_Task statement_: Will you print the material below without altering a single character?

(Figure record extracts)
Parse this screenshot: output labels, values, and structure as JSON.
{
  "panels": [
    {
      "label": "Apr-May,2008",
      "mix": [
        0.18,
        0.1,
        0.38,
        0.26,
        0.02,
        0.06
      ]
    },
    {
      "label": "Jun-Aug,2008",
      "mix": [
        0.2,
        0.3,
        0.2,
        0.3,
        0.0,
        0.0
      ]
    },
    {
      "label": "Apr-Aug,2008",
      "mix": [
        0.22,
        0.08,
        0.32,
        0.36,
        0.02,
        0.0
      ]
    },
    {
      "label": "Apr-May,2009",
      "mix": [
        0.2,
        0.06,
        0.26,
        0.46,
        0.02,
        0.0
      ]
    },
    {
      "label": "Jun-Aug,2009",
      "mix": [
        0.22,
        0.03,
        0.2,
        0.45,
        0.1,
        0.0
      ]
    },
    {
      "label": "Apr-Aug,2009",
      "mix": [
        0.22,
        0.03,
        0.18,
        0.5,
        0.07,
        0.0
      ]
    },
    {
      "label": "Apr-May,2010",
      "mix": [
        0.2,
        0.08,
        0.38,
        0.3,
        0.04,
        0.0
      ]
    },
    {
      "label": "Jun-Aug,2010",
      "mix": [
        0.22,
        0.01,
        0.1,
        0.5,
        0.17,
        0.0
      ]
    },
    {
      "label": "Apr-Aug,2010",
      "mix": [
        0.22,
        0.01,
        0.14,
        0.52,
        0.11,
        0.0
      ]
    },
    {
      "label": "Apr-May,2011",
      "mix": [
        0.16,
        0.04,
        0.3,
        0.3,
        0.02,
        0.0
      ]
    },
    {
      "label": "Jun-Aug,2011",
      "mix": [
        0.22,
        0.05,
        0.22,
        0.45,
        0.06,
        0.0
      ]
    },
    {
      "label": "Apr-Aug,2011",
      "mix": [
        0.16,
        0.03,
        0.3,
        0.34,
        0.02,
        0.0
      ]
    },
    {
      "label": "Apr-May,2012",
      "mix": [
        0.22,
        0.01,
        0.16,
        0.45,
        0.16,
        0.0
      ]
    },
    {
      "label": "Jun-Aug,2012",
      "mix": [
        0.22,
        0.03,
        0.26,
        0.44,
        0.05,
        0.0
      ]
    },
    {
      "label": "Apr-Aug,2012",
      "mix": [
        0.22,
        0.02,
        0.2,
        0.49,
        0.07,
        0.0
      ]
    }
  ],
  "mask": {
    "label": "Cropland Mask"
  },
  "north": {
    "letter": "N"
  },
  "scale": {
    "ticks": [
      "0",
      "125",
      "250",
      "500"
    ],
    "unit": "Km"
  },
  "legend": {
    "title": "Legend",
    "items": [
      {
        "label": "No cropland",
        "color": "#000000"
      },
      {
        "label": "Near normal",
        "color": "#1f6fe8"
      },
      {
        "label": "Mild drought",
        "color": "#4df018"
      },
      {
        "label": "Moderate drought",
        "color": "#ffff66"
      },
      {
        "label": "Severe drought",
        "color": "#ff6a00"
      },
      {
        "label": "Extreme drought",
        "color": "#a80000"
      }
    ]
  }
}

_Solution below_:
Parse this screenshot: output labels, values, and structure as JSON.
{
  "panels": [
    {
      "label": "Apr-May,2008",
      "mix": [
        0.18,
        0.1,
        0.38,
        0.26,
        0.02,
        0.06
      ]
    },
    {
      "label": "Jun-Aug,2008",
      "mix": [
        0.2,
        0.3,
        0.2,
        0.3,
        0.0,
        0.0
      ]
    },
    {
      "label": "Apr-Aug,2008",
      "mix": [
        0.22,
        0.08,
        0.32,
        0.36,
        0.02,
        0.0
      ]
    },
    {
      "label": "Apr-May,2009",
      "mix": [
        0.2,
        0.06,
        0.26,
        0.46,
        0.02,
        0.0
      ]
    },
    {
      "label": "Jun-Aug,2009",
      "mix": [
        0.22,
        0.03,
        0.2,
        0.45,
        0.1,
        0.0
      ]
    },
    {
      "label": "Apr-Aug,2009",
      "mix": [
        0.22,
        0.03,
        0.18,
        0.5,
        0.07,
        0.0
      ]
    },
    {
      "label": "Apr-May,2010",
      "mix": [
        0.2,
        0.08,
        0.38,
        0.3,
        0.04,
        0.0
      ]
    },
    {
      "label": "Jun-Aug,2010",
      "mix": [
        0.22,
        0.01,
        0.1,
        0.5,
        0.17,
        0.0
      ]
    },
    {
      "label": "Apr-Aug,2010",
      "mix": [
        0.22,
        0.01,
        0.14,
        0.52,
        0.11,
        0.0
      ]
    },
    {
      "label": "Apr-May,2011",
      "mix": [
        0.16,
        0.04,
        0.3,
        0.3,
        0.02,
        0.0
      ]
    },
    {
      "label": "Jun-Aug,2011",
      "mix": [
        0.22,
        0.05,
        0.22,
        0.45,
        0.06,
        0.0
      ]
    },
    {
      "label": "Apr-Aug,2011",
      "mix": [
        0.16,
        0.03,
        0.3,
        0.34,
        0.02,
        0.0
      ]
    },
    {
      "label": "Apr-May,2012",
      "mix": [
        0.22,
        0.01,
        0.16,
        0.45,
        0.16,
        0.0
      ]
    },
    {
      "label": "Jun-Aug,2012",
      "mix": [
        0.22,
        0.03,
        0.26,
        0.44,
        0.05,
        0.0
      ]
    },
    {
      "label": "Apr-Aug,2012",
      "mix": [
        0.22,
        0.02,
        0.2,
        0.49,
        0.07,
        0.0
      ]
    }
  ],
  "mask": {
    "label": "Cropland Mask"
  },
  "north": {
    "letter": "N"
  },
  "scale": {
    "ticks": [
      "0",
      "125",
      "250",
      "500"
    ],
    "unit": "Km"
  },
  "legend": {
    "title": "Legend",
    "items": [
      {
        "label": "No cropland",
        "color": "#000000"
      },
      {
        "label": "Near normal",
        "color": "#1f6fe8"
      },
      {
        "label": "Mild drought",
        "color": "#4df018"
      },
      {
        "label": "Moderate drought",
        "color": "#ffff66"
      },
      {
        "label": "Severe drought",
        "color": "#ff6a00"
      },
      {
        "label": "Extreme drought",
        "color": "#a80000"
      }
    ]
  }
}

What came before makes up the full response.